• [WRITTEN EXERCISE]: The entries below should be transcribed in their entirety, exactly as written.

-*-*-

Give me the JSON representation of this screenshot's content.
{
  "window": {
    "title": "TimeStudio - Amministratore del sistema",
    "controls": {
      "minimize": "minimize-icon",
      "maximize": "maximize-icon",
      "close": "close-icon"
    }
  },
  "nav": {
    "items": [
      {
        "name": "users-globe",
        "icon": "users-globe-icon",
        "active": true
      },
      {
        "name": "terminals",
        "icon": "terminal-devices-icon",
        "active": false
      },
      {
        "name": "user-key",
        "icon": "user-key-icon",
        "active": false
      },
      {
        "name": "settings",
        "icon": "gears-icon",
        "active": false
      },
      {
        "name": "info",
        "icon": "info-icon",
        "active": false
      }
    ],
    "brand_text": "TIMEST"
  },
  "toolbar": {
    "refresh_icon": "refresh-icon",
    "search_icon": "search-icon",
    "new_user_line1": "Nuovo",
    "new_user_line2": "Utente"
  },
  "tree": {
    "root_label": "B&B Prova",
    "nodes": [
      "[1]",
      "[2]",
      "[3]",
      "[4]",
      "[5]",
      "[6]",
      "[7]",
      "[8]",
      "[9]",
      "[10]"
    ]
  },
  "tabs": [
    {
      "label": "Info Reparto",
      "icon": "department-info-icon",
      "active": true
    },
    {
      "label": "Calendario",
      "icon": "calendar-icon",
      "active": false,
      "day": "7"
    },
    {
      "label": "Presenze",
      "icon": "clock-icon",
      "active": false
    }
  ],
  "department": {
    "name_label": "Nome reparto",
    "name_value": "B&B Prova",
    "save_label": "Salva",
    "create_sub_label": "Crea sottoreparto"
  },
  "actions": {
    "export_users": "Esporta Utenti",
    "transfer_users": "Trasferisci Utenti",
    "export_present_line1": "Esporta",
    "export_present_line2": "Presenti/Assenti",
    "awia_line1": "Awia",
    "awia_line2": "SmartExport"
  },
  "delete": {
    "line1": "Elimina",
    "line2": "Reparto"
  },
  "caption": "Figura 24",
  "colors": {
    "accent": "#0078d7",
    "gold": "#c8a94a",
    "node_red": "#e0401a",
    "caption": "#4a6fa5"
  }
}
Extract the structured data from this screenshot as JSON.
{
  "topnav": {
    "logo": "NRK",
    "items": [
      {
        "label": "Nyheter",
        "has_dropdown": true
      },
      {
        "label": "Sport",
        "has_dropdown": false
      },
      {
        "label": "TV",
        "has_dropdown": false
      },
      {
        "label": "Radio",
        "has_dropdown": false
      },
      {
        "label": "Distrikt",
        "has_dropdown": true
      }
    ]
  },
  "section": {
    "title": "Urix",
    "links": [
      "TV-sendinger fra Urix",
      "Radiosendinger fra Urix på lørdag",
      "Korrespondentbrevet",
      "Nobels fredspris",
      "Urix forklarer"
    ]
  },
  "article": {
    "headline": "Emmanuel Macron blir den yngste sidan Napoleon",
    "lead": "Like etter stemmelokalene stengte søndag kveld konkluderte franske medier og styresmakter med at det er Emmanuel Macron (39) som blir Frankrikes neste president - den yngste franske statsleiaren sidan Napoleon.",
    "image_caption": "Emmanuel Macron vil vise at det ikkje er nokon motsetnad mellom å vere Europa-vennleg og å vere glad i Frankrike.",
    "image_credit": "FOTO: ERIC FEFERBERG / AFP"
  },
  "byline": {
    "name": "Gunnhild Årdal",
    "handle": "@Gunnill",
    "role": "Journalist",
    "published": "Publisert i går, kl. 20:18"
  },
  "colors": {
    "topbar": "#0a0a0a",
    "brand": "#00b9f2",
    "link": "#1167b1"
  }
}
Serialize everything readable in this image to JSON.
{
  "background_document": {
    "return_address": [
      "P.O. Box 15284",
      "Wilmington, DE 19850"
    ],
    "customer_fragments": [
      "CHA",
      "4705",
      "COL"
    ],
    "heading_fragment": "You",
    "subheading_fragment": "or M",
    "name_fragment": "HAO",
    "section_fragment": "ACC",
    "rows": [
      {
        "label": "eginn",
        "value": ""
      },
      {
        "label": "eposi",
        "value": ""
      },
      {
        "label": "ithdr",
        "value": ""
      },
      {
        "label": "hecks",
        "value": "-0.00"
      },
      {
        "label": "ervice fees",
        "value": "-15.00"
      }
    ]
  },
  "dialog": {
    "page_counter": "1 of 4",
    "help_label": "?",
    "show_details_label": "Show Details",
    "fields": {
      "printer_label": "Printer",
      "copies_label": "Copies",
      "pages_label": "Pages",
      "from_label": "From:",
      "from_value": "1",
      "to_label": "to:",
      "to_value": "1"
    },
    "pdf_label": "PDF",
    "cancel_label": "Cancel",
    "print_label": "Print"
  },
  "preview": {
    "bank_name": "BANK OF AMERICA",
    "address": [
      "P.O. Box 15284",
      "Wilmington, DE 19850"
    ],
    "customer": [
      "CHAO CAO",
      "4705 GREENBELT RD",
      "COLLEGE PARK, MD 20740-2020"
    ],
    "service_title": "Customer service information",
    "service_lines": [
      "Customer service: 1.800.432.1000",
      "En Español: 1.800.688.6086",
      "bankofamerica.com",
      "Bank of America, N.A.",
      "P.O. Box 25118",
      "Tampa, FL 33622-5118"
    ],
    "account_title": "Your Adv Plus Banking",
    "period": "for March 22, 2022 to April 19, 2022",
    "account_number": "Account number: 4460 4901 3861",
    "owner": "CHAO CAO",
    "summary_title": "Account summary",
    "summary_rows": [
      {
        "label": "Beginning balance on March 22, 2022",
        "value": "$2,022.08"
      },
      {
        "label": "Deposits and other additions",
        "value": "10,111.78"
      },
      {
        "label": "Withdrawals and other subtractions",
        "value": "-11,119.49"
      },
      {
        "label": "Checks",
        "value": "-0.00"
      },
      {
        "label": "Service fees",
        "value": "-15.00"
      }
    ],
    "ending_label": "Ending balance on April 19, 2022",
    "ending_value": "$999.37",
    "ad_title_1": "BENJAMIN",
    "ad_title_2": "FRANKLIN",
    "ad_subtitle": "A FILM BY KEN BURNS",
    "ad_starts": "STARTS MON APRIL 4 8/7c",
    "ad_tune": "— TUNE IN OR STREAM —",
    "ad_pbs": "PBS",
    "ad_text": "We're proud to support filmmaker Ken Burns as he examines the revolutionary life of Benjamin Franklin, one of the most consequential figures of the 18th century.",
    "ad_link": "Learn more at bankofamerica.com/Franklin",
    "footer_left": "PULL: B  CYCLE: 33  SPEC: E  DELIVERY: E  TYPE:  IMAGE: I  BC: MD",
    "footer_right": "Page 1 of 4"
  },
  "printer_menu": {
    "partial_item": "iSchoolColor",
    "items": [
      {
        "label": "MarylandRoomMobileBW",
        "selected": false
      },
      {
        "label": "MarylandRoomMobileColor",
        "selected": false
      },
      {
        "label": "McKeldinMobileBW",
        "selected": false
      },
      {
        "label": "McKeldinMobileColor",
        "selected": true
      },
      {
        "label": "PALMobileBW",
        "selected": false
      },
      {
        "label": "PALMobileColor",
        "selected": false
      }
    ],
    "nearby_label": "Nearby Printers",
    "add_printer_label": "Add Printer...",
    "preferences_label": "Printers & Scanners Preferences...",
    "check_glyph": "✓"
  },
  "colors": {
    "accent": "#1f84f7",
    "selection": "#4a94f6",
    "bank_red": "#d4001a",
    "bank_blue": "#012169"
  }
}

-*-*-

• [FINAL RESULT]:
Give me the JSON representation of this screenshot's content.
{
  "window": {
    "title": "TimeStudio - Amministratore del sistema",
    "controls": {
      "minimize": "minimize-icon",
      "maximize": "maximize-icon",
      "close": "close-icon"
    }
  },
  "nav": {
    "items": [
      {
        "name": "users-globe",
        "icon": "users-globe-icon",
        "active": true
      },
      {
        "name": "terminals",
        "icon": "terminal-devices-icon",
        "active": false
      },
      {
        "name": "user-key",
        "icon": "user-key-icon",
        "active": false
      },
      {
        "name": "settings",
        "icon": "gears-icon",
        "active": false
      },
      {
        "name": "info",
        "icon": "info-icon",
        "active": false
      }
    ],
    "brand_text": "TIMEST"
  },
  "toolbar": {
    "refresh_icon": "refresh-icon",
    "search_icon": "search-icon",
    "new_user_line1": "Nuovo",
    "new_user_line2": "Utente"
  },
  "tree": {
    "root_label": "B&B Prova",
    "nodes": [
      "[1]",
      "[2]",
      "[3]",
      "[4]",
      "[5]",
      "[6]",
      "[7]",
      "[8]",
      "[9]",
      "[10]"
    ]
  },
  "tabs": [
    {
      "label": "Info Reparto",
      "icon": "department-info-icon",
      "active": true
    },
    {
      "label": "Calendario",
      "icon": "calendar-icon",
      "active": false,
      "day": "7"
    },
    {
      "label": "Presenze",
      "icon": "clock-icon",
      "active": false
    }
  ],
  "department": {
    "name_label": "Nome reparto",
    "name_value": "B&B Prova",
    "save_label": "Salva",
    "create_sub_label": "Crea sottoreparto"
  },
  "actions": {
    "export_users": "Esporta Utenti",
    "transfer_users": "Trasferisci Utenti",
    "export_present_line1": "Esporta",
    "export_present_line2": "Presenti/Assenti",
    "awia_line1": "Awia",
    "awia_line2": "SmartExport"
  },
  "delete": {
    "line1": "Elimina",
    "line2": "Reparto"
  },
  "caption": "Figura 24",
  "colors": {
    "accent": "#0078d7",
    "gold": "#c8a94a",
    "node_red": "#e0401a",
    "caption": "#4a6fa5"
  }
}
Extract the structured data from this screenshot as JSON.
{
  "topnav": {
    "logo": "NRK",
    "items": [
      {
        "label": "Nyheter",
        "has_dropdown": true
      },
      {
        "label": "Sport",
        "has_dropdown": false
      },
      {
        "label": "TV",
        "has_dropdown": false
      },
      {
        "label": "Radio",
        "has_dropdown": false
      },
      {
        "label": "Distrikt",
        "has_dropdown": true
      }
    ]
  },
  "section": {
    "title": "Urix",
    "links": [
      "TV-sendinger fra Urix",
      "Radiosendinger fra Urix på lørdag",
      "Korrespondentbrevet",
      "Nobels fredspris",
      "Urix forklarer"
    ]
  },
  "article": {
    "headline": "Emmanuel Macron blir den yngste sidan Napoleon",
    "lead": "Like etter stemmelokalene stengte søndag kveld konkluderte franske medier og styresmakter med at det er Emmanuel Macron (39) som blir Frankrikes neste president - den yngste franske statsleiaren sidan Napoleon.",
    "image_caption": "Emmanuel Macron vil vise at det ikkje er nokon motsetnad mellom å vere Europa-vennleg og å vere glad i Frankrike.",
    "image_credit": "FOTO: ERIC FEFERBERG / AFP"
  },
  "byline": {
    "name": "Gunnhild Årdal",
    "handle": "@Gunnill",
    "role": "Journalist",
    "published": "Publisert i går, kl. 20:18"
  },
  "colors": {
    "topbar": "#0a0a0a",
    "brand": "#00b9f2",
    "link": "#1167b1"
  }
}
Serialize everything readable in this image to JSON.
{
  "background_document": {
    "return_address": [
      "P.O. Box 15284",
      "Wilmington, DE 19850"
    ],
    "customer_fragments": [
      "CHA",
      "4705",
      "COL"
    ],
    "heading_fragment": "You",
    "subheading_fragment": "or M",
    "name_fragment": "HAO",
    "section_fragment": "ACC",
    "rows": [
      {
        "label": "eginn",
        "value": ""
      },
      {
        "label": "eposi",
        "value": ""
      },
      {
        "label": "ithdr",
        "value": ""
      },
      {
        "label": "hecks",
        "value": "-0.00"
      },
      {
        "label": "ervice fees",
        "value": "-15.00"
      }
    ]
  },
  "dialog": {
    "page_counter": "1 of 4",
    "help_label": "?",
    "show_details_label": "Show Details",
    "fields": {
      "printer_label": "Printer",
      "copies_label": "Copies",
      "pages_label": "Pages",
      "from_label": "From:",
      "from_value": "1",
      "to_label": "to:",
      "to_value": "1"
    },
    "pdf_label": "PDF",
    "cancel_label": "Cancel",
    "print_label": "Print"
  },
  "preview": {
    "bank_name": "BANK OF AMERICA",
    "address": [
      "P.O. Box 15284",
      "Wilmington, DE 19850"
    ],
    "customer": [
      "CHAO CAO",
      "4705 GREENBELT RD",
      "COLLEGE PARK, MD 20740-2020"
    ],
    "service_title": "Customer service information",
    "service_lines": [
      "Customer service: 1.800.432.1000",
      "En Español: 1.800.688.6086",
      "bankofamerica.com",
      "Bank of America, N.A.",
      "P.O. Box 25118",
      "Tampa, FL 33622-5118"
    ],
    "account_title": "Your Adv Plus Banking",
    "period": "for March 22, 2022 to April 19, 2022",
    "account_number": "Account number: 4460 4901 3861",
    "owner": "CHAO CAO",
    "summary_title": "Account summary",
    "summary_rows": [
      {
        "label": "Beginning balance on March 22, 2022",
        "value": "$2,022.08"
      },
      {
        "label": "Deposits and other additions",
        "value": "10,111.78"
      },
      {
        "label": "Withdrawals and other subtractions",
        "value": "-11,119.49"
      },
      {
        "label": "Checks",
        "value": "-0.00"
      },
      {
        "label": "Service fees",
        "value": "-15.00"
      }
    ],
    "ending_label": "Ending balance on April 19, 2022",
    "ending_value": "$999.37",
    "ad_title_1": "BENJAMIN",
    "ad_title_2": "FRANKLIN",
    "ad_subtitle": "A FILM BY KEN BURNS",
    "ad_starts": "STARTS MON APRIL 4 8/7c",
    "ad_tune": "— TUNE IN OR STREAM —",
    "ad_pbs": "PBS",
    "ad_text": "We're proud to support filmmaker Ken Burns as he examines the revolutionary life of Benjamin Franklin, one of the most consequential figures of the 18th century.",
    "ad_link": "Learn more at bankofamerica.com/Franklin",
    "footer_left": "PULL: B  CYCLE: 33  SPEC: E  DELIVERY: E  TYPE:  IMAGE: I  BC: MD",
    "footer_right": "Page 1 of 4"
  },
  "printer_menu": {
    "partial_item": "iSchoolColor",
    "items": [
      {
        "label": "MarylandRoomMobileBW",
        "selected": false
      },
      {
        "label": "MarylandRoomMobileColor",
        "selected": false
      },
      {
        "label": "McKeldinMobileBW",
        "selected": false
      },
      {
        "label": "McKeldinMobileColor",
        "selected": true
      },
      {
        "label": "PALMobileBW",
        "selected": false
      },
      {
        "label": "PALMobileColor",
        "selected": false
      }
    ],
    "nearby_label": "Nearby Printers",
    "add_printer_label": "Add Printer...",
    "preferences_label": "Printers & Scanners Preferences...",
    "check_glyph": "✓"
  },
  "colors": {
    "accent": "#1f84f7",
    "selection": "#4a94f6",
    "bank_red": "#d4001a",
    "bank_blue": "#012169"
  }
}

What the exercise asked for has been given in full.